Transcribe all the records with complete accuracy.

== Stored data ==
┌────────

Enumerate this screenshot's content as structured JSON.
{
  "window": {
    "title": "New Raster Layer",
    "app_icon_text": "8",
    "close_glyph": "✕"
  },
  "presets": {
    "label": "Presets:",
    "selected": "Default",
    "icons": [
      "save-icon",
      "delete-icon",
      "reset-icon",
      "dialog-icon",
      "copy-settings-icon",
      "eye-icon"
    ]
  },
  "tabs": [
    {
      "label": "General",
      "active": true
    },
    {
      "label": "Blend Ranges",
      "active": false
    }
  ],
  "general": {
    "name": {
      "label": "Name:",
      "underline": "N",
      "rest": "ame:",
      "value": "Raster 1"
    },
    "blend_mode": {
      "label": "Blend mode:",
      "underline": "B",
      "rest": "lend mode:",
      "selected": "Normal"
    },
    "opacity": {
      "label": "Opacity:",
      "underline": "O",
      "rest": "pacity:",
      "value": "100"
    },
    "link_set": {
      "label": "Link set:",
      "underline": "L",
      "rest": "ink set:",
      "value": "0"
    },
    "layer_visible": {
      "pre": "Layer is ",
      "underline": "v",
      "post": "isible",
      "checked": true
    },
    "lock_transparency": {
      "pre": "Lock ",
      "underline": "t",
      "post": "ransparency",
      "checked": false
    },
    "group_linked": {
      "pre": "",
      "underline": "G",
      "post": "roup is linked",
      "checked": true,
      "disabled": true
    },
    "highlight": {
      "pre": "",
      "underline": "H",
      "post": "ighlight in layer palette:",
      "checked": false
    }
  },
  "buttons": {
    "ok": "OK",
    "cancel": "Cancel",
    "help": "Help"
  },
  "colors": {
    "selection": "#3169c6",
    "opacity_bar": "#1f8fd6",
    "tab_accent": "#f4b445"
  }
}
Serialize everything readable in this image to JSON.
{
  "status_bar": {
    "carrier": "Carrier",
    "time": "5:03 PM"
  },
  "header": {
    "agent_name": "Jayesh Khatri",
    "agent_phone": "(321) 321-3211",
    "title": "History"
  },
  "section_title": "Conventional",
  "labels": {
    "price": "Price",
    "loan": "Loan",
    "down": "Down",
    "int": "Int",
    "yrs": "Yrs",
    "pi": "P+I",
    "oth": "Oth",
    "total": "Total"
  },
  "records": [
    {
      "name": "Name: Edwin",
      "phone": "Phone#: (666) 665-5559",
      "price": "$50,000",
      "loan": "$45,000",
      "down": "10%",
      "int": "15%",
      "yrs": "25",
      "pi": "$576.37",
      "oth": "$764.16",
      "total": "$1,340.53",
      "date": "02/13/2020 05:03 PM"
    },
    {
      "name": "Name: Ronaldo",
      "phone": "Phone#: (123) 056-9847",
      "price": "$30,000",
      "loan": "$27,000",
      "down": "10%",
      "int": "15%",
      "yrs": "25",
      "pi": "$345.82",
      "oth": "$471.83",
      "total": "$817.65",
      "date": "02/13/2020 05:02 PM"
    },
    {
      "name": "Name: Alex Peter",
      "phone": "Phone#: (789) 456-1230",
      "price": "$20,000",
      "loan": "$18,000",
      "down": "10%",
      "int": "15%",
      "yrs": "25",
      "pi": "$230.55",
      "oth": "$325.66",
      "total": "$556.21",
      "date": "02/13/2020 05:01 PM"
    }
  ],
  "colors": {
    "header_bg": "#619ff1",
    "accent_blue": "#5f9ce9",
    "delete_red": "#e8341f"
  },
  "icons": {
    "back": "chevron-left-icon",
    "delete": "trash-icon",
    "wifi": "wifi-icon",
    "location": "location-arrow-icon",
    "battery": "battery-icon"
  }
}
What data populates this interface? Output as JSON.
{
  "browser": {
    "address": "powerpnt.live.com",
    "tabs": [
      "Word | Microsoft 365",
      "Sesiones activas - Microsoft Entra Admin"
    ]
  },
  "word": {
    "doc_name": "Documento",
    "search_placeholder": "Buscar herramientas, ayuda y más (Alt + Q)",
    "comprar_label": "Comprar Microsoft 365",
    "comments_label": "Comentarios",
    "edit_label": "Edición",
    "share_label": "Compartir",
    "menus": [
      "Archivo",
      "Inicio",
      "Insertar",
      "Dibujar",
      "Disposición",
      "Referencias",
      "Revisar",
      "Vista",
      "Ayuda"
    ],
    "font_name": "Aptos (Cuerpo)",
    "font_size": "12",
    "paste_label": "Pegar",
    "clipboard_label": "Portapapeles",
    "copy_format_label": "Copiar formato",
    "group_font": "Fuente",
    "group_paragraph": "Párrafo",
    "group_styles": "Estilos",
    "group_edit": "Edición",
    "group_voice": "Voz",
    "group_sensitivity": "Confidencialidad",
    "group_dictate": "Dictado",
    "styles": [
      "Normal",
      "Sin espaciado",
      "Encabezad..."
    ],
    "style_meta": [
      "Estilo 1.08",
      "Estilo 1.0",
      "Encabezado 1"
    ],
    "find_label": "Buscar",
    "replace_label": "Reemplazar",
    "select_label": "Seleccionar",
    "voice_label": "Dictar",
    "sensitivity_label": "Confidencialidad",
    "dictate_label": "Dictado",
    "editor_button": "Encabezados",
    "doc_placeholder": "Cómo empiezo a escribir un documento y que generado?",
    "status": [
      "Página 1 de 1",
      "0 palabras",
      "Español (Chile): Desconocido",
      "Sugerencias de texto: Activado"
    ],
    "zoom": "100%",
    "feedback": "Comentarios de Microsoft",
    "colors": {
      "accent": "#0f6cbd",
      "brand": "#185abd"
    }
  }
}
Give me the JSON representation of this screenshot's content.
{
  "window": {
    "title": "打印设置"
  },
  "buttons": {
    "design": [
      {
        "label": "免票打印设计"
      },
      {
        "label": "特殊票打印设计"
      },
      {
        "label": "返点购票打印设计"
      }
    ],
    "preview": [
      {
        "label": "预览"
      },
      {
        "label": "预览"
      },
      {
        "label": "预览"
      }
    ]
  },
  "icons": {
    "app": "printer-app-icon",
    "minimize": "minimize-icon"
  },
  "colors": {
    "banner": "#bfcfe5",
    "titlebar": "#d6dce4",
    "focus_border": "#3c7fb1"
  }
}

└────────

== Finished answer ==
Enumerate this screenshot's content as structured JSON.
{
  "window": {
    "title": "New Raster Layer",
    "app_icon_text": "8",
    "close_glyph": "✕"
  },
  "presets": {
    "label": "Presets:",
    "selected": "Default",
    "icons": [
      "save-icon",
      "delete-icon",
      "reset-icon",
      "dialog-icon",
      "copy-settings-icon",
      "eye-icon"
    ]
  },
  "tabs": [
    {
      "label": "General",
      "active": true
    },
    {
      "label": "Blend Ranges",
      "active": false
    }
  ],
  "general": {
    "name": {
      "label": "Name:",
      "underline": "N",
      "rest": "ame:",
      "value": "Raster 1"
    },
    "blend_mode": {
      "label": "Blend mode:",
      "underline": "B",
      "rest": "lend mode:",
      "selected": "Normal"
    },
    "opacity": {
      "label": "Opacity:",
      "underline": "O",
      "rest": "pacity:",
      "value": "100"
    },
    "link_set": {
      "label": "Link set:",
      "underline": "L",
      "rest": "ink set:",
      "value": "0"
    },
    "layer_visible": {
      "pre": "Layer is ",
      "underline": "v",
      "post": "isible",
      "checked": true
    },
    "lock_transparency": {
      "pre": "Lock ",
      "underline": "t",
      "post": "ransparency",
      "checked": false
    },
    "group_linked": {
      "pre": "",
      "underline": "G",
      "post": "roup is linked",
      "checked": true,
      "disabled": true
    },
    "highlight": {
      "pre": "",
      "underline": "H",
      "post": "ighlight in layer palette:",
      "checked": false
    }
  },
  "buttons": {
    "ok": "OK",
    "cancel": "Cancel",
    "help": "Help"
  },
  "colors": {
    "selection": "#3169c6",
    "opacity_bar": "#1f8fd6",
    "tab_accent": "#f4b445"
  }
}
Serialize everything readable in this image to JSON.
{
  "status_bar": {
    "carrier": "Carrier",
    "time": "5:03 PM"
  },
  "header": {
    "agent_name": "Jayesh Khatri",
    "agent_phone": "(321) 321-3211",
    "title": "History"
  },
  "section_title": "Conventional",
  "labels": {
    "price": "Price",
    "loan": "Loan",
    "down": "Down",
    "int": "Int",
    "yrs": "Yrs",
    "pi": "P+I",
    "oth": "Oth",
    "total": "Total"
  },
  "records": [
    {
      "name": "Name: Edwin",
      "phone": "Phone#: (666) 665-5559",
      "price": "$50,000",
      "loan": "$45,000",
      "down": "10%",
      "int": "15%",
      "yrs": "25",
      "pi": "$576.37",
      "oth": "$764.16",
      "total": "$1,340.53",
      "date": "02/13/2020 05:03 PM"
    },
    {
      "name": "Name: Ronaldo",
      "phone": "Phone#: (123) 056-9847",
      "price": "$30,000",
      "loan": "$27,000",
      "down": "10%",
      "int": "15%",
      "yrs": "25",
      "pi": "$345.82",
      "oth": "$471.83",
      "total": "$817.65",
      "date": "02/13/2020 05:02 PM"
    },
    {
      "name": "Name: Alex Peter",
      "phone": "Phone#: (789) 456-1230",
      "price": "$20,000",
      "loan": "$18,000",
      "down": "10%",
      "int": "15%",
      "yrs": "25",
      "pi": "$230.55",
      "oth": "$325.66",
      "total": "$556.21",
      "date": "02/13/2020 05:01 PM"
    }
  ],
  "colors": {
    "header_bg": "#619ff1",
    "accent_blue": "#5f9ce9",
    "delete_red": "#e8341f"
  },
  "icons": {
    "back": "chevron-left-icon",
    "delete": "trash-icon",
    "wifi": "wifi-icon",
    "location": "location-arrow-icon",
    "battery": "battery-icon"
  }
}
What data populates this interface? Output as JSON.
{
  "browser": {
    "address": "powerpnt.live.com",
    "tabs": [
      "Word | Microsoft 365",
      "Sesiones activas - Microsoft Entra Admin"
    ]
  },
  "word": {
    "doc_name": "Documento",
    "search_placeholder": "Buscar herramientas, ayuda y más (Alt + Q)",
    "comprar_label": "Comprar Microsoft 365",
    "comments_label": "Comentarios",
    "edit_label": "Edición",
    "share_label": "Compartir",
    "menus": [
      "Archivo",
      "Inicio",
      "Insertar",
      "Dibujar",
      "Disposición",
      "Referencias",
      "Revisar",
      "Vista",
      "Ayuda"
    ],
    "font_name": "Aptos (Cuerpo)",
    "font_size": "12",
    "paste_label": "Pegar",
    "clipboard_label": "Portapapeles",
    "copy_format_label": "Copiar formato",
    "group_font": "Fuente",
    "group_paragraph": "Párrafo",
    "group_styles": "Estilos",
    "group_edit": "Edición",
    "group_voice": "Voz",
    "group_sensitivity": "Confidencialidad",
    "group_dictate": "Dictado",
    "styles": [
      "Normal",
      "Sin espaciado",
      "Encabezad..."
    ],
    "style_meta": [
      "Estilo 1.08",
      "Estilo 1.0",
      "Encabezado 1"
    ],
    "find_label": "Buscar",
    "replace_label": "Reemplazar",
    "select_label": "Seleccionar",
    "voice_label": "Dictar",
    "sensitivity_label": "Confidencialidad",
    "dictate_label": "Dictado",
    "editor_button": "Encabezados",
    "doc_placeholder": "Cómo empiezo a escribir un documento y que generado?",
    "status": [
      "Página 1 de 1",
      "0 palabras",
      "Español (Chile): Desconocido",
      "Sugerencias de texto: Activado"
    ],
    "zoom": "100%",
    "feedback": "Comentarios de Microsoft",
    "colors": {
      "accent": "#0f6cbd",
      "brand": "#185abd"
    }
  }
}
Give me the JSON representation of this screenshot's content.
{
  "window": {
    "title": "打印设置"
  },
  "buttons": {
    "design": [
      {
        "label": "免票打印设计"
      },
      {
        "label": "特殊票打印设计"
      },
      {
        "label": "返点购票打印设计"
      }
    ],
    "preview": [
      {
        "label": "预览"
      },
      {
        "label": "预览"
      },
      {
        "label": "预览"
      }
    ]
  },
  "icons": {
    "app": "printer-app-icon",
    "minimize": "minimize-icon"
  },
  "colors": {
    "banner": "#bfcfe5",
    "titlebar": "#d6dce4",
    "focus_border": "#3c7fb1"
  }
}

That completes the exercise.